## Record set
◆ ◆ ◆ ◆ ◆

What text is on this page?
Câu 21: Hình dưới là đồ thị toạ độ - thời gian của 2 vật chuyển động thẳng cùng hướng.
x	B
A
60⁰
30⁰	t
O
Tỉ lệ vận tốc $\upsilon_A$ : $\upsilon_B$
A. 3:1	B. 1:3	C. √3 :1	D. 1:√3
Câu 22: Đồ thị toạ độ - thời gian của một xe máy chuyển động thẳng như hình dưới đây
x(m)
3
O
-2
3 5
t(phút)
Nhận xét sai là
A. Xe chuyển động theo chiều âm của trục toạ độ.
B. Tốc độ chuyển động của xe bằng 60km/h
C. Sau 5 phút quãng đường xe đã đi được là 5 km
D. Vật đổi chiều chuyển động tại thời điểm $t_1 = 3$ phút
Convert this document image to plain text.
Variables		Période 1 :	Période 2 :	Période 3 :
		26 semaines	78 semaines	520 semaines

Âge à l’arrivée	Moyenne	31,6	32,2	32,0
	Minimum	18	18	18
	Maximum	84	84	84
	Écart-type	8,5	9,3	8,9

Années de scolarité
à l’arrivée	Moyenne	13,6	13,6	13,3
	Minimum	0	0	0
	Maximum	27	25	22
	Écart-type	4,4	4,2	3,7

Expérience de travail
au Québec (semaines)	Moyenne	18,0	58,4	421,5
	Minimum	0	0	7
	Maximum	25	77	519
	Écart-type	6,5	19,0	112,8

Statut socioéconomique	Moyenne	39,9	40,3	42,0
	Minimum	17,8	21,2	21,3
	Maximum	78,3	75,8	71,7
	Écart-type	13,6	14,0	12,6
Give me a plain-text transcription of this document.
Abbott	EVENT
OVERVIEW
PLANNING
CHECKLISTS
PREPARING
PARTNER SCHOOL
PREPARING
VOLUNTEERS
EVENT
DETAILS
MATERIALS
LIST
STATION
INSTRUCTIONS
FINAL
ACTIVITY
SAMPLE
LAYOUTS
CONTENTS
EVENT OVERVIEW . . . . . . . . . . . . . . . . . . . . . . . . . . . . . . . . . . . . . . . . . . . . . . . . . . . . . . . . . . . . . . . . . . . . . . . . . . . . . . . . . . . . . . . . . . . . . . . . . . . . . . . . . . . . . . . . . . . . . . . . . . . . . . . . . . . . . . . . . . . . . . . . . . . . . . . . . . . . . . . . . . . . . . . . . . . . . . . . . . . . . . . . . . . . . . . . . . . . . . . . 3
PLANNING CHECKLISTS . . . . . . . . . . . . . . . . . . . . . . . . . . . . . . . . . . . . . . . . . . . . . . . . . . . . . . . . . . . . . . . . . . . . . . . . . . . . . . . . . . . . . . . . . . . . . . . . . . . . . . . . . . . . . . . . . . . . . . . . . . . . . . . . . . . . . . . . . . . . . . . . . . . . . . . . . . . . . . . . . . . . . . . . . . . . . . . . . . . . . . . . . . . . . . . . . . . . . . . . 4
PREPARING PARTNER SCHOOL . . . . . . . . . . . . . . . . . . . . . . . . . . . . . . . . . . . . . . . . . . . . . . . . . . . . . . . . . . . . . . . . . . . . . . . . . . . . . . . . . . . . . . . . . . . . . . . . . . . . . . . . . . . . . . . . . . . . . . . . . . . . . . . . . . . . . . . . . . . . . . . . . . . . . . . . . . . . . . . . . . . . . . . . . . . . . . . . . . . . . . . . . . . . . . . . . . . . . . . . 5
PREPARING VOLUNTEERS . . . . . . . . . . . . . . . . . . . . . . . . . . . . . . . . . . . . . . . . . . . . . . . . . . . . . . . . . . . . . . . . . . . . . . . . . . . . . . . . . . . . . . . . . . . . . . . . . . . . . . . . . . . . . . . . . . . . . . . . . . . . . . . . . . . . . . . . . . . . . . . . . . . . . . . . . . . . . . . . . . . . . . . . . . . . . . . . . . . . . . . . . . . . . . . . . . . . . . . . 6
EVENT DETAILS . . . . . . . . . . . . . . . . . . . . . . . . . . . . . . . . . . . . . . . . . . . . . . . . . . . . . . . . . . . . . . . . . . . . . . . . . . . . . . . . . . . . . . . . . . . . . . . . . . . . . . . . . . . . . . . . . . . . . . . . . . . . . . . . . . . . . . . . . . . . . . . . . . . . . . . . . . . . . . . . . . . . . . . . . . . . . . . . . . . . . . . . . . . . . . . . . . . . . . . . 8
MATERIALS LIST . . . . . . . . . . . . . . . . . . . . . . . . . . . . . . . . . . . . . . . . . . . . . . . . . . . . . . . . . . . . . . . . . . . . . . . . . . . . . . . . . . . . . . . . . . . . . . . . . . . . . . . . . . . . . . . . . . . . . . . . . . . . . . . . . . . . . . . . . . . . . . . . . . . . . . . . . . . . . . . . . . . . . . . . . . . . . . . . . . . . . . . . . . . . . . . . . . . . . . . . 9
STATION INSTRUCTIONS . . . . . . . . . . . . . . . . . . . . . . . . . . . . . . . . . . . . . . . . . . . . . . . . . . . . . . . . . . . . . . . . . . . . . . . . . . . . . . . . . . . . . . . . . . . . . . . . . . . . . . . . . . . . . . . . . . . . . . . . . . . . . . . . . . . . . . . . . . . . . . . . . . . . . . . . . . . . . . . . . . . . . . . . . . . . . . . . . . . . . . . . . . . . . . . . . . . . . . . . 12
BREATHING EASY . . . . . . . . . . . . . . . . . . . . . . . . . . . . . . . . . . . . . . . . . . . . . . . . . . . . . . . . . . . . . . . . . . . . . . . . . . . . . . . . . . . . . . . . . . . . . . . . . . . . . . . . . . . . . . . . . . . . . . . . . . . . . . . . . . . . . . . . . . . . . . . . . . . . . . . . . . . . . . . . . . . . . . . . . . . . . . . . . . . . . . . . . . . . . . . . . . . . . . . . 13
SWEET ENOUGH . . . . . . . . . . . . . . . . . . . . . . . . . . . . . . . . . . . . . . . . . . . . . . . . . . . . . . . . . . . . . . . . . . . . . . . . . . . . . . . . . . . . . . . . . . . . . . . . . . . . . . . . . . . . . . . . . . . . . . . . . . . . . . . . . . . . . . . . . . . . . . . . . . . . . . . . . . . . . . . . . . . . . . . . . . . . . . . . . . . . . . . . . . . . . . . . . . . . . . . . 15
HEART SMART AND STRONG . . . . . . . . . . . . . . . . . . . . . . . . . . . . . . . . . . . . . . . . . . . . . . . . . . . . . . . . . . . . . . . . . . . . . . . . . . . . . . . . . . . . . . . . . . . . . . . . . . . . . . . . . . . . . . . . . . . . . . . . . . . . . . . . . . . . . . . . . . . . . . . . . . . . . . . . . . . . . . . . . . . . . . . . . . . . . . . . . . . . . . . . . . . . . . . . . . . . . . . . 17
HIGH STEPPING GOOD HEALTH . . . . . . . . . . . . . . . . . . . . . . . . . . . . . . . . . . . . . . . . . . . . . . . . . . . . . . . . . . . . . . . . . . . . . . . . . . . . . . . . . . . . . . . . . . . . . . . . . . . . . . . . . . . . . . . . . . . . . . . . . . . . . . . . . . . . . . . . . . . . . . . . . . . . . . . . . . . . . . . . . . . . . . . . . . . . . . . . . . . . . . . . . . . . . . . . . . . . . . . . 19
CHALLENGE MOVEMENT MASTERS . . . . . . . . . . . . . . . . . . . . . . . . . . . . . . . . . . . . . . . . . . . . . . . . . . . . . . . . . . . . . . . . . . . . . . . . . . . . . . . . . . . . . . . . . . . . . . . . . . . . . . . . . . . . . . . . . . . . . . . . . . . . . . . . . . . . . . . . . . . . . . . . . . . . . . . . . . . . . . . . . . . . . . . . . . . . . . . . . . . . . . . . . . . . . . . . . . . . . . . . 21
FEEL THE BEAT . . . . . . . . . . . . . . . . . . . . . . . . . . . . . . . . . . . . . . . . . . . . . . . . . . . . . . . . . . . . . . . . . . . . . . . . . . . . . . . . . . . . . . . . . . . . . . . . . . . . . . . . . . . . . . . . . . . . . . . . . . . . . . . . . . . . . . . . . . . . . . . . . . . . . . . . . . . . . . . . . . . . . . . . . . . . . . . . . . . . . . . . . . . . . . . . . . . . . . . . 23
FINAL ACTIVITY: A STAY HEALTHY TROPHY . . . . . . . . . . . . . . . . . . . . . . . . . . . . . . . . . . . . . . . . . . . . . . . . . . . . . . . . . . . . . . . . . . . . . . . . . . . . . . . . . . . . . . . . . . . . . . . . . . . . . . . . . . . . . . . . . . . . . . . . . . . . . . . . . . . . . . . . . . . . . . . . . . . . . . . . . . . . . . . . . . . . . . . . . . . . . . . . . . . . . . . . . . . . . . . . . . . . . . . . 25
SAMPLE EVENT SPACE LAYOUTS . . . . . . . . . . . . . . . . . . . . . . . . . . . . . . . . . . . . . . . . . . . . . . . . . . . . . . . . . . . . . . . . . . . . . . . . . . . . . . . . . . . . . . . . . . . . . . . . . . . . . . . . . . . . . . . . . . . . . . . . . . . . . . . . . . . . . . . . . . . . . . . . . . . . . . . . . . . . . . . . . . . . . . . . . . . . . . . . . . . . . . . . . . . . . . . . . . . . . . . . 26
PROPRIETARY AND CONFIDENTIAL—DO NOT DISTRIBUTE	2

◆ ◆ ◆ ◆ ◆

## Direction
Collect each line above holding the string "document".

## Solution to this exercise
Convert this document image to plain text.
Give me a plain-text transcription of this document.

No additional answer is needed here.